**REQUIRED WORK**. Your task is to reproduce the material exactly.

**ENTRIES SUPPLIED**.
================================
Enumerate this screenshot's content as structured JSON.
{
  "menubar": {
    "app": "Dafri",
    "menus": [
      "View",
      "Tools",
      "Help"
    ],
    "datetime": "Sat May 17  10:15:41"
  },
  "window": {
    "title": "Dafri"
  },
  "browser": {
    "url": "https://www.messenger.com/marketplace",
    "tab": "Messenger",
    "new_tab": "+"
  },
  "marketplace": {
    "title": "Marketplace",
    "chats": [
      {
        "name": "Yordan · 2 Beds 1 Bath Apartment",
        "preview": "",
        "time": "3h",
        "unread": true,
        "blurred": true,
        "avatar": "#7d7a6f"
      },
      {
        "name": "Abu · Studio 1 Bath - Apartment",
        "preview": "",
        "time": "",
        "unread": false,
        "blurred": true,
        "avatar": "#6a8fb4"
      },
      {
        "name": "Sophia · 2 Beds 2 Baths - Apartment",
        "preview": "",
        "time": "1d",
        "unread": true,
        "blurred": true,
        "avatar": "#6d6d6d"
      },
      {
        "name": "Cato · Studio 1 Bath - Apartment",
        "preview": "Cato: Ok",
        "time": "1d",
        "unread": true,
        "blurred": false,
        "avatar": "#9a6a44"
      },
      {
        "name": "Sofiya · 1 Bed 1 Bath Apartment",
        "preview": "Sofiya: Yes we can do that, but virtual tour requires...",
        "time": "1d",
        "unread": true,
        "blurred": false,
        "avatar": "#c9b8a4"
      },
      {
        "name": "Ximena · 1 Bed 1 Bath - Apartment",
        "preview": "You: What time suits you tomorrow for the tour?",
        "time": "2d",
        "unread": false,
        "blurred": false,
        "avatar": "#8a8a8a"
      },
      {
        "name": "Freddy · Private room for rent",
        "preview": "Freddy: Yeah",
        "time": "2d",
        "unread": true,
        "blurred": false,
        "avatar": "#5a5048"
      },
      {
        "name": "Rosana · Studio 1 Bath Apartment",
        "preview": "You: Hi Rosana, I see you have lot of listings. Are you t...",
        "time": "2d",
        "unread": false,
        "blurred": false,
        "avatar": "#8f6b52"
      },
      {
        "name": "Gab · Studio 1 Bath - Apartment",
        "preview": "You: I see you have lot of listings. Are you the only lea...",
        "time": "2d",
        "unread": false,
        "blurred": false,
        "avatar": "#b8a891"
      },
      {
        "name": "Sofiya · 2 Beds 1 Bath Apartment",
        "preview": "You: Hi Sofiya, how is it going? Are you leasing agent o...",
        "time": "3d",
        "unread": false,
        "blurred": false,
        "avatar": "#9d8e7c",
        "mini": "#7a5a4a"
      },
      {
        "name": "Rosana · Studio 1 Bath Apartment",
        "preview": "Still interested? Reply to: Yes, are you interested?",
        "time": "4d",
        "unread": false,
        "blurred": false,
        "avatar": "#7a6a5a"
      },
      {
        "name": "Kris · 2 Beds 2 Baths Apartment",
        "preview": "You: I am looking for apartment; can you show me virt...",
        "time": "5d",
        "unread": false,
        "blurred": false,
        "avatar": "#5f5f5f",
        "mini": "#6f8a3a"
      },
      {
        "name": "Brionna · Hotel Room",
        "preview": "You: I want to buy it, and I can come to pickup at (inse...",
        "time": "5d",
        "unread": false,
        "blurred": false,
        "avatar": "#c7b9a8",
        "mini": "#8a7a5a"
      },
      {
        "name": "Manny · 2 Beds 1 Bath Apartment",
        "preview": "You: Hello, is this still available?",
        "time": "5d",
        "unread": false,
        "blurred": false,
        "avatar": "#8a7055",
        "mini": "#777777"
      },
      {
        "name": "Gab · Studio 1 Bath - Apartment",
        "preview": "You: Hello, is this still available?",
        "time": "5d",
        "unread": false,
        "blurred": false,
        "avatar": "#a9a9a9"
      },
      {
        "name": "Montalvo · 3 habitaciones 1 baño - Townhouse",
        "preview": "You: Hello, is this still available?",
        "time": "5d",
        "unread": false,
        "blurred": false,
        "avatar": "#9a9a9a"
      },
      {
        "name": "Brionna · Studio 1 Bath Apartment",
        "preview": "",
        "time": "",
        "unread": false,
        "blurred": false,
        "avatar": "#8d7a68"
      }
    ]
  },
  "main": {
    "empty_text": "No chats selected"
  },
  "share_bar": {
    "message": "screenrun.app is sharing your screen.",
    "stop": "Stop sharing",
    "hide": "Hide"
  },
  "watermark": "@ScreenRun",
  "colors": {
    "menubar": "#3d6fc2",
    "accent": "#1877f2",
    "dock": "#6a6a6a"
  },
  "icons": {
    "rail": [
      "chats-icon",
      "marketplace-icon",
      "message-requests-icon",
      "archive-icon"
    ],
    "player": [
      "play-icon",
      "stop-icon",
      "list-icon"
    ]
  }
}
================================
**SOLUTION TO THIS EXERCISE**.
Enumerate this screenshot's content as structured JSON.
{
  "menubar": {
    "app": "Dafri",
    "menus": [
      "View",
      "Tools",
      "Help"
    ],
    "datetime": "Sat May 17  10:15:41"
  },
  "window": {
    "title": "Dafri"
  },
  "browser": {
    "url": "https://www.messenger.com/marketplace",
    "tab": "Messenger",
    "new_tab": "+"
  },
  "marketplace": {
    "title": "Marketplace",
    "chats": [
      {
        "name": "Yordan · 2 Beds 1 Bath Apartment",
        "preview": "",
        "time": "3h",
        "unread": true,
        "blurred": true,
        "avatar": "#7d7a6f"
      },
      {
        "name": "Abu · Studio 1 Bath - Apartment",
        "preview": "",
        "time": "",
        "unread": false,
        "blurred": true,
        "avatar": "#6a8fb4"
      },
      {
        "name": "Sophia · 2 Beds 2 Baths - Apartment",
        "preview": "",
        "time": "1d",
        "unread": true,
        "blurred": true,
        "avatar": "#6d6d6d"
      },
      {
        "name": "Cato · Studio 1 Bath - Apartment",
        "preview": "Cato: Ok",
        "time": "1d",
        "unread": true,
        "blurred": false,
        "avatar": "#9a6a44"
      },
      {
        "name": "Sofiya · 1 Bed 1 Bath Apartment",
        "preview": "Sofiya: Yes we can do that, but virtual tour requires...",
        "time": "1d",
        "unread": true,
        "blurred": false,
        "avatar": "#c9b8a4"
      },
      {
        "name": "Ximena · 1 Bed 1 Bath - Apartment",
        "preview": "You: What time suits you tomorrow for the tour?",
        "time": "2d",
        "unread": false,
        "blurred": false,
        "avatar": "#8a8a8a"
      },
      {
        "name": "Freddy · Private room for rent",
        "preview": "Freddy: Yeah",
        "time": "2d",
        "unread": true,
        "blurred": false,
        "avatar": "#5a5048"
      },
      {
        "name": "Rosana · Studio 1 Bath Apartment",
        "preview": "You: Hi Rosana, I see you have lot of listings. Are you t...",
        "time": "2d",
        "unread": false,
        "blurred": false,
        "avatar": "#8f6b52"
      },
      {
        "name": "Gab · Studio 1 Bath - Apartment",
        "preview": "You: I see you have lot of listings. Are you the only lea...",
        "time": "2d",
        "unread": false,
        "blurred": false,
        "avatar": "#b8a891"
      },
      {
        "name": "Sofiya · 2 Beds 1 Bath Apartment",
        "preview": "You: Hi Sofiya, how is it going? Are you leasing agent o...",
        "time": "3d",
        "unread": false,
        "blurred": false,
        "avatar": "#9d8e7c",
        "mini": "#7a5a4a"
      },
      {
        "name": "Rosana · Studio 1 Bath Apartment",
        "preview": "Still interested? Reply to: Yes, are you interested?",
        "time": "4d",
        "unread": false,
        "blurred": false,
        "avatar": "#7a6a5a"
      },
      {
        "name": "Kris · 2 Beds 2 Baths Apartment",
        "preview": "You: I am looking for apartment; can you show me virt...",
        "time": "5d",
        "unread": false,
        "blurred": false,
        "avatar": "#5f5f5f",
        "mini": "#6f8a3a"
      },
      {
        "name": "Brionna · Hotel Room",
        "preview": "You: I want to buy it, and I can come to pickup at (inse...",
        "time": "5d",
        "unread": false,
        "blurred": false,
        "avatar": "#c7b9a8",
        "mini": "#8a7a5a"
      },
      {
        "name": "Manny · 2 Beds 1 Bath Apartment",
        "preview": "You: Hello, is this still available?",
        "time": "5d",
        "unread": false,
        "blurred": false,
        "avatar": "#8a7055",
        "mini": "#777777"
      },
      {
        "name": "Gab · Studio 1 Bath - Apartment",
        "preview": "You: Hello, is this still available?",
        "time": "5d",
        "unread": false,
        "blurred": false,
        "avatar": "#a9a9a9"
      },
      {
        "name": "Montalvo · 3 habitaciones 1 baño - Townhouse",
        "preview": "You: Hello, is this still available?",
        "time": "5d",
        "unread": false,
        "blurred": false,
        "avatar": "#9a9a9a"
      },
      {
        "name": "Brionna · Studio 1 Bath Apartment",
        "preview": "",
        "time": "",
        "unread": false,
        "blurred": false,
        "avatar": "#8d7a68"
      }
    ]
  },
  "main": {
    "empty_text": "No chats selected"
  },
  "share_bar": {
    "message": "screenrun.app is sharing your screen.",
    "stop": "Stop sharing",
    "hide": "Hide"
  },
  "watermark": "@ScreenRun",
  "colors": {
    "menubar": "#3d6fc2",
    "accent": "#1877f2",
    "dock": "#6a6a6a"
  },
  "icons": {
    "rail": [
      "chats-icon",
      "marketplace-icon",
      "message-requests-icon",
      "archive-icon"
    ],
    "player": [
      "play-icon",
      "stop-icon",
      "list-icon"
    ]
  }
}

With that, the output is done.